■ **Task prompt**: Print the records below word for word, but leave out the pictures.

■ **Data provided**:

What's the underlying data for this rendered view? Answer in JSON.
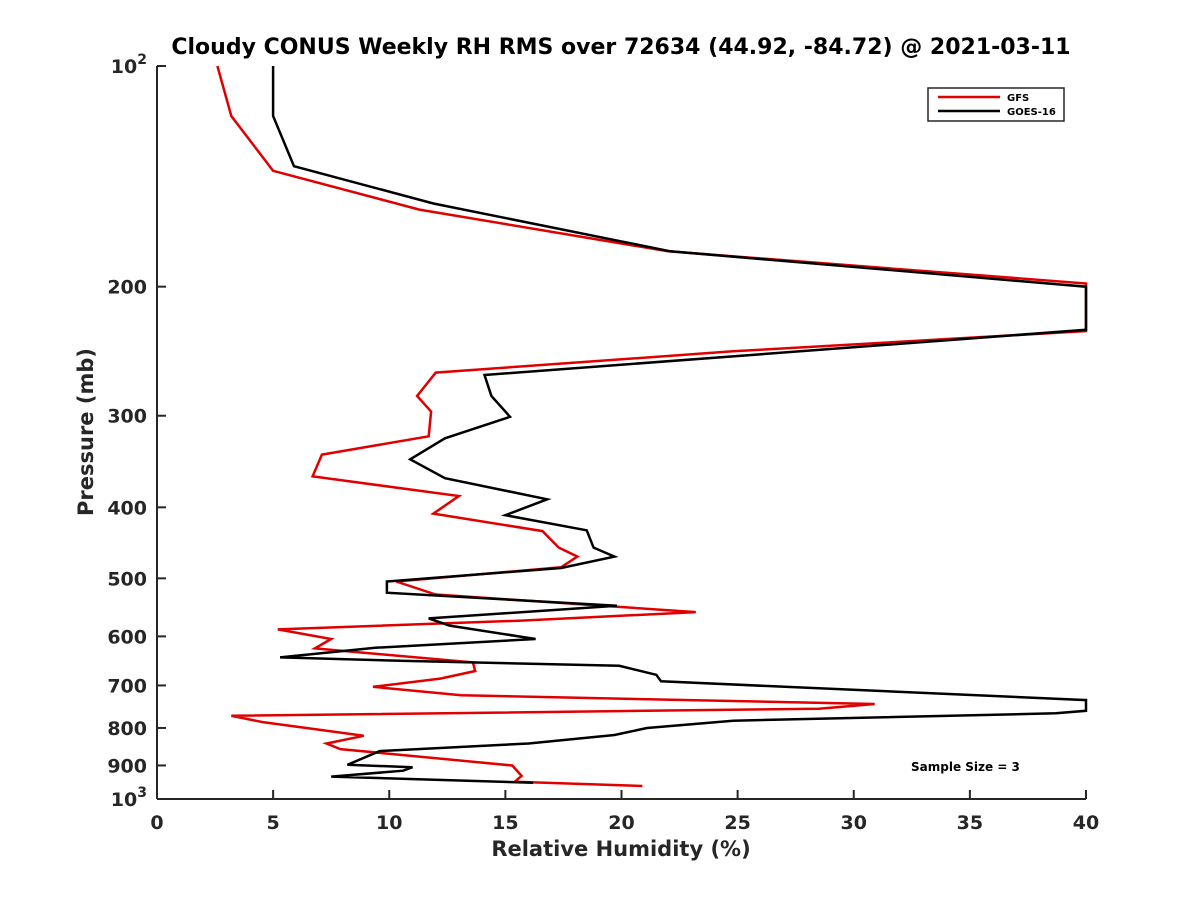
{
  "chart_data": {
    "type": "line",
    "title": "Cloudy CONUS Weekly RH RMS over 72634 (44.92, -84.72) @ 2021-03-11",
    "xlabel": "Relative Humidity (%)",
    "ylabel": "Pressure (mb)",
    "xlim": [
      0,
      40
    ],
    "ylim": [
      100,
      1000
    ],
    "y_scale": "log",
    "y_reversed": true,
    "grid": false,
    "legend_position": "top-right",
    "x_ticks": [
      0,
      5,
      10,
      15,
      20,
      25,
      30,
      35,
      40
    ],
    "x_tick_labels": [
      "0",
      "5",
      "10",
      "15",
      "20",
      "25",
      "30",
      "35",
      "40"
    ],
    "y_ticks": [
      100,
      200,
      300,
      400,
      500,
      600,
      700,
      800,
      900,
      1000
    ],
    "y_tick_labels": [
      {
        "base": "10",
        "exp": "2"
      },
      {
        "base": "200",
        "exp": ""
      },
      {
        "base": "300",
        "exp": ""
      },
      {
        "base": "400",
        "exp": ""
      },
      {
        "base": "500",
        "exp": ""
      },
      {
        "base": "600",
        "exp": ""
      },
      {
        "base": "700",
        "exp": ""
      },
      {
        "base": "800",
        "exp": ""
      },
      {
        "base": "900",
        "exp": ""
      },
      {
        "base": "10",
        "exp": "3"
      }
    ],
    "annotation": "Sample Size = 3",
    "series": [
      {
        "name": "GFS",
        "color": "#e00000",
        "points": [
          [
            2.6,
            100
          ],
          [
            3.2,
            117
          ],
          [
            5.0,
            139
          ],
          [
            11.3,
            157
          ],
          [
            22.0,
            179
          ],
          [
            40.0,
            198
          ],
          [
            40.0,
            230
          ],
          [
            24.8,
            245
          ],
          [
            12.0,
            262
          ],
          [
            11.2,
            282
          ],
          [
            11.8,
            296
          ],
          [
            11.7,
            320
          ],
          [
            7.1,
            339
          ],
          [
            6.7,
            363
          ],
          [
            13.0,
            386
          ],
          [
            11.9,
            408
          ],
          [
            16.6,
            431
          ],
          [
            17.3,
            454
          ],
          [
            18.1,
            467
          ],
          [
            17.4,
            483
          ],
          [
            10.3,
            505
          ],
          [
            12.0,
            526
          ],
          [
            23.2,
            556
          ],
          [
            15.7,
            571
          ],
          [
            5.2,
            587
          ],
          [
            7.5,
            605
          ],
          [
            6.8,
            623
          ],
          [
            13.6,
            651
          ],
          [
            13.7,
            669
          ],
          [
            12.2,
            685
          ],
          [
            9.3,
            703
          ],
          [
            13.1,
            722
          ],
          [
            30.9,
            742
          ],
          [
            28.5,
            753
          ],
          [
            3.2,
            770
          ],
          [
            4.6,
            786
          ],
          [
            8.9,
            820
          ],
          [
            7.3,
            840
          ],
          [
            7.9,
            855
          ],
          [
            15.3,
            900
          ],
          [
            15.7,
            930
          ],
          [
            15.4,
            947
          ],
          [
            20.9,
            960
          ]
        ]
      },
      {
        "name": "GOES-16",
        "color": "#000000",
        "points": [
          [
            5.0,
            100
          ],
          [
            5.0,
            117
          ],
          [
            5.9,
            137
          ],
          [
            11.9,
            154
          ],
          [
            22.1,
            179
          ],
          [
            40.0,
            200
          ],
          [
            40.0,
            229
          ],
          [
            14.1,
            264
          ],
          [
            14.4,
            282
          ],
          [
            15.2,
            301
          ],
          [
            12.4,
            322
          ],
          [
            10.9,
            344
          ],
          [
            12.4,
            365
          ],
          [
            16.8,
            390
          ],
          [
            15.0,
            410
          ],
          [
            18.5,
            430
          ],
          [
            18.8,
            454
          ],
          [
            19.7,
            467
          ],
          [
            17.4,
            484
          ],
          [
            9.9,
            505
          ],
          [
            9.9,
            523
          ],
          [
            19.8,
            545
          ],
          [
            11.7,
            567
          ],
          [
            12.6,
            580
          ],
          [
            16.3,
            605
          ],
          [
            9.4,
            622
          ],
          [
            5.3,
            641
          ],
          [
            10.7,
            648
          ],
          [
            19.9,
            658
          ],
          [
            21.5,
            677
          ],
          [
            21.7,
            691
          ],
          [
            40.0,
            733
          ],
          [
            40.0,
            758
          ],
          [
            38.7,
            764
          ],
          [
            24.8,
            782
          ],
          [
            21.1,
            800
          ],
          [
            19.7,
            818
          ],
          [
            16.0,
            840
          ],
          [
            9.6,
            860
          ],
          [
            8.2,
            898
          ],
          [
            11.0,
            905
          ],
          [
            10.6,
            915
          ],
          [
            7.5,
            932
          ],
          [
            16.2,
            950
          ]
        ]
      }
    ]
  }
}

■ **Expected answer**:
What's the underlying data for this rendered view? Answer in JSON.
{
  "chart_data": {
    "type": "line",
    "title": "Cloudy CONUS Weekly RH RMS over 72634 (44.92, -84.72) @ 2021-03-11",
    "xlabel": "Relative Humidity (%)",
    "ylabel": "Pressure (mb)",
    "xlim": [
      0,
      40
    ],
    "ylim": [
      100,
      1000
    ],
    "y_scale": "log",
    "y_reversed": true,
    "grid": false,
    "legend_position": "top-right",
    "x_ticks": [
      0,
      5,
      10,
      15,
      20,
      25,
      30,
      35,
      40
    ],
    "x_tick_labels": [
      "0",
      "5",
      "10",
      "15",
      "20",
      "25",
      "30",
      "35",
      "40"
    ],
    "y_ticks": [
      100,
      200,
      300,
      400,
      500,
      600,
      700,
      800,
      900,
      1000
    ],
    "y_tick_labels": [
      {
        "base": "10",
        "exp": "2"
      },
      {
        "base": "200",
        "exp": ""
      },
      {
        "base": "300",
        "exp": ""
      },
      {
        "base": "400",
        "exp": ""
      },
      {
        "base": "500",
        "exp": ""
      },
      {
        "base": "600",
        "exp": ""
      },
      {
        "base": "700",
        "exp": ""
      },
      {
        "base": "800",
        "exp": ""
      },
      {
        "base": "900",
        "exp": ""
      },
      {
        "base": "10",
        "exp": "3"
      }
    ],
    "annotation": "Sample Size = 3",
    "series": [
      {
        "name": "GFS",
        "color": "#e00000",
        "points": [
          [
            2.6,
            100
          ],
          [
            3.2,
            117
          ],
          [
            5.0,
            139
          ],
          [
            11.3,
            157
          ],
          [
            22.0,
            179
          ],
          [
            40.0,
            198
          ],
          [
            40.0,
            230
          ],
          [
            24.8,
            245
          ],
          [
            12.0,
            262
          ],
          [
            11.2,
            282
          ],
          [
            11.8,
            296
          ],
          [
            11.7,
            320
          ],
          [
            7.1,
            339
          ],
          [
            6.7,
            363
          ],
          [
            13.0,
            386
          ],
          [
            11.9,
            408
          ],
          [
            16.6,
            431
          ],
          [
            17.3,
            454
          ],
          [
            18.1,
            467
          ],
          [
            17.4,
            483
          ],
          [
            10.3,
            505
          ],
          [
            12.0,
            526
          ],
          [
            23.2,
            556
          ],
          [
            15.7,
            571
          ],
          [
            5.2,
            587
          ],
          [
            7.5,
            605
          ],
          [
            6.8,
            623
          ],
          [
            13.6,
            651
          ],
          [
            13.7,
            669
          ],
          [
            12.2,
            685
          ],
          [
            9.3,
            703
          ],
          [
            13.1,
            722
          ],
          [
            30.9,
            742
          ],
          [
            28.5,
            753
          ],
          [
            3.2,
            770
          ],
          [
            4.6,
            786
          ],
          [
            8.9,
            820
          ],
          [
            7.3,
            840
          ],
          [
            7.9,
            855
          ],
          [
            15.3,
            900
          ],
          [
            15.7,
            930
          ],
          [
            15.4,
            947
          ],
          [
            20.9,
            960
          ]
        ]
      },
      {
        "name": "GOES-16",
        "color": "#000000",
        "points": [
          [
            5.0,
            100
          ],
          [
            5.0,
            117
          ],
          [
            5.9,
            137
          ],
          [
            11.9,
            154
          ],
          [
            22.1,
            179
          ],
          [
            40.0,
            200
          ],
          [
            40.0,
            229
          ],
          [
            14.1,
            264
          ],
          [
            14.4,
            282
          ],
          [
            15.2,
            301
          ],
          [
            12.4,
            322
          ],
          [
            10.9,
            344
          ],
          [
            12.4,
            365
          ],
          [
            16.8,
            390
          ],
          [
            15.0,
            410
          ],
          [
            18.5,
            430
          ],
          [
            18.8,
            454
          ],
          [
            19.7,
            467
          ],
          [
            17.4,
            484
          ],
          [
            9.9,
            505
          ],
          [
            9.9,
            523
          ],
          [
            19.8,
            545
          ],
          [
            11.7,
            567
          ],
          [
            12.6,
            580
          ],
          [
            16.3,
            605
          ],
          [
            9.4,
            622
          ],
          [
            5.3,
            641
          ],
          [
            10.7,
            648
          ],
          [
            19.9,
            658
          ],
          [
            21.5,
            677
          ],
          [
            21.7,
            691
          ],
          [
            40.0,
            733
          ],
          [
            40.0,
            758
          ],
          [
            38.7,
            764
          ],
          [
            24.8,
            782
          ],
          [
            21.1,
            800
          ],
          [
            19.7,
            818
          ],
          [
            16.0,
            840
          ],
          [
            9.6,
            860
          ],
          [
            8.2,
            898
          ],
          [
            11.0,
            905
          ],
          [
            10.6,
            915
          ],
          [
            7.5,
            932
          ],
          [
            16.2,
            950
          ]
        ]
      }
    ]
  }
}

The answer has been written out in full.